Exercise details
Copy nothing but the text: reproduce each line of the listing exactly and leave the pictures out.

Figure content listings
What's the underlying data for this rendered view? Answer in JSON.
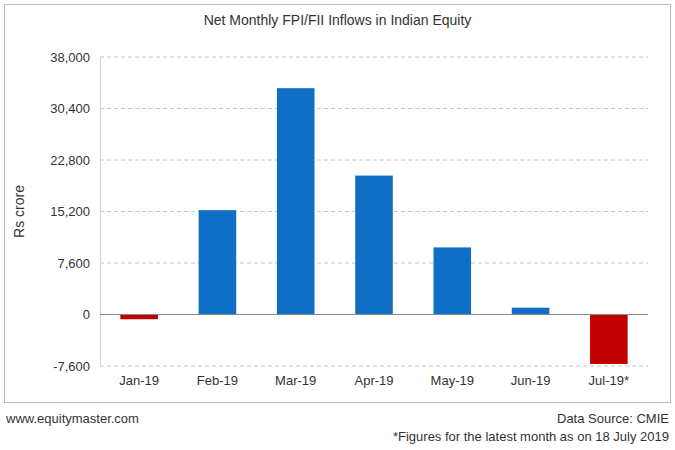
{
  "chart_data": {
    "type": "bar",
    "title": "Net Monthly FPI/FII Inflows in Indian Equity",
    "y_label": "Rs crore",
    "categories": [
      "Jan-19",
      "Feb-19",
      "Mar-19",
      "Apr-19",
      "May-19",
      "Jun-19",
      "Jul-19*"
    ],
    "values": [
      -700,
      15400,
      33400,
      20500,
      9900,
      1000,
      -7300
    ],
    "colors": [
      "#c00000",
      "#0f6fc6",
      "#0f6fc6",
      "#0f6fc6",
      "#0f6fc6",
      "#0f6fc6",
      "#c00000"
    ],
    "ylim": [
      -7600,
      38000
    ],
    "yticks": [
      {
        "value": -7600,
        "label": "-7,600"
      },
      0,
      {
        "value": 7600,
        "label": "7,600"
      },
      {
        "value": 15200,
        "label": "15,200"
      },
      {
        "value": 22800,
        "label": "22,800"
      },
      {
        "value": 30400,
        "label": "30,400"
      },
      {
        "value": 38000,
        "label": "38,000"
      }
    ],
    "grid": true,
    "annotations": [
      "www.equitymaster.com",
      "Data Source: CMIE",
      "*Figures for the latest month as on 18 July 2019"
    ]
  }
}
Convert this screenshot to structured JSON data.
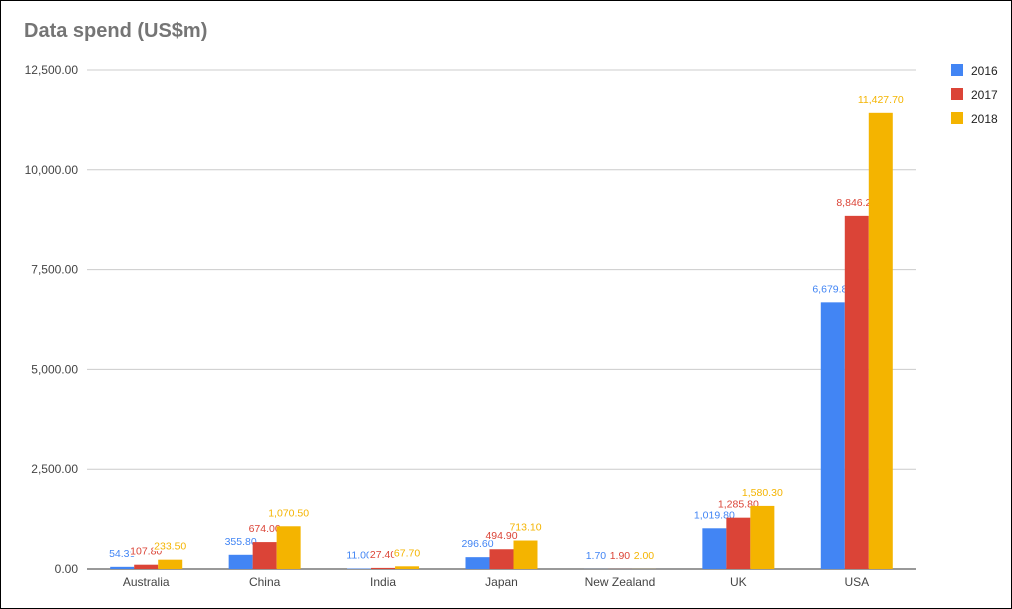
{
  "chart_data": {
    "type": "bar",
    "title": "Data spend (US$m)",
    "xlabel": "",
    "ylabel": "",
    "ylim": [
      0,
      12500
    ],
    "yticks": [
      "0.00",
      "2,500.00",
      "5,000.00",
      "7,500.00",
      "10,000.00",
      "12,500.00"
    ],
    "ytick_values": [
      0,
      2500,
      5000,
      7500,
      10000,
      12500
    ],
    "grid": true,
    "legend_position": "right",
    "categories": [
      "Australia",
      "China",
      "India",
      "Japan",
      "New Zealand",
      "UK",
      "USA"
    ],
    "series": [
      {
        "name": "2016",
        "color": "#4285f4",
        "values": [
          54.3,
          355.8,
          11.0,
          296.6,
          1.7,
          1019.8,
          6679.8
        ],
        "labels": [
          "54.30",
          "355.80",
          "11.00",
          "296.60",
          "1.70",
          "1,019.80",
          "6,679.80"
        ]
      },
      {
        "name": "2017",
        "color": "#db4437",
        "values": [
          107.8,
          674.0,
          27.4,
          494.9,
          1.9,
          1285.8,
          8846.2
        ],
        "labels": [
          "107.80",
          "674.00",
          "27.40",
          "494.90",
          "1.90",
          "1,285.80",
          "8,846.20"
        ]
      },
      {
        "name": "2018",
        "color": "#f4b400",
        "values": [
          233.5,
          1070.5,
          67.7,
          713.1,
          2.0,
          1580.3,
          11427.7
        ],
        "labels": [
          "233.50",
          "1,070.50",
          "67.70",
          "713.10",
          "2.00",
          "1,580.30",
          "11,427.70"
        ]
      }
    ]
  }
}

Task result
What's the underlying data for this rendered view? Answer in JSON.
{
  "chart_data": {
    "type": "bar",
    "title": "Net Monthly FPI/FII Inflows in Indian Equity",
    "y_label": "Rs crore",
    "categories": [
      "Jan-19",
      "Feb-19",
      "Mar-19",
      "Apr-19",
      "May-19",
      "Jun-19",
      "Jul-19*"
    ],
    "values": [
      -700,
      15400,
      33400,
      20500,
      9900,
      1000,
      -7300
    ],
    "colors": [
      "#c00000",
      "#0f6fc6",
      "#0f6fc6",
      "#0f6fc6",
      "#0f6fc6",
      "#0f6fc6",
      "#c00000"
    ],
    "ylim": [
      -7600,
      38000
    ],
    "yticks": [
      {
        "value": -7600,
        "label": "-7,600"
      },
      0,
      {
        "value": 7600,
        "label": "7,600"
      },
      {
        "value": 15200,
        "label": "15,200"
      },
      {
        "value": 22800,
        "label": "22,800"
      },
      {
        "value": 30400,
        "label": "30,400"
      },
      {
        "value": 38000,
        "label": "38,000"
      }
    ],
    "grid": true,
    "annotations": [
      "www.equitymaster.com",
      "Data Source: CMIE",
      "*Figures for the latest month as on 18 July 2019"
    ]
  }
}
Convert this screenshot to structured JSON data.
{
  "chart_data": {
    "type": "bar",
    "title": "Data spend (US$m)",
    "xlabel": "",
    "ylabel": "",
    "ylim": [
      0,
      12500
    ],
    "yticks": [
      "0.00",
      "2,500.00",
      "5,000.00",
      "7,500.00",
      "10,000.00",
      "12,500.00"
    ],
    "ytick_values": [
      0,
      2500,
      5000,
      7500,
      10000,
      12500
    ],
    "grid": true,
    "legend_position": "right",
    "categories": [
      "Australia",
      "China",
      "India",
      "Japan",
      "New Zealand",
      "UK",
      "USA"
    ],
    "series": [
      {
        "name": "2016",
        "color": "#4285f4",
        "values": [
          54.3,
          355.8,
          11.0,
          296.6,
          1.7,
          1019.8,
          6679.8
        ],
        "labels": [
          "54.30",
          "355.80",
          "11.00",
          "296.60",
          "1.70",
          "1,019.80",
          "6,679.80"
        ]
      },
      {
        "name": "2017",
        "color": "#db4437",
        "values": [
          107.8,
          674.0,
          27.4,
          494.9,
          1.9,
          1285.8,
          8846.2
        ],
        "labels": [
          "107.80",
          "674.00",
          "27.40",
          "494.90",
          "1.90",
          "1,285.80",
          "8,846.20"
        ]
      },
      {
        "name": "2018",
        "color": "#f4b400",
        "values": [
          233.5,
          1070.5,
          67.7,
          713.1,
          2.0,
          1580.3,
          11427.7
        ],
        "labels": [
          "233.50",
          "1,070.50",
          "67.70",
          "713.10",
          "2.00",
          "1,580.30",
          "11,427.70"
        ]
      }
    ]
  }
}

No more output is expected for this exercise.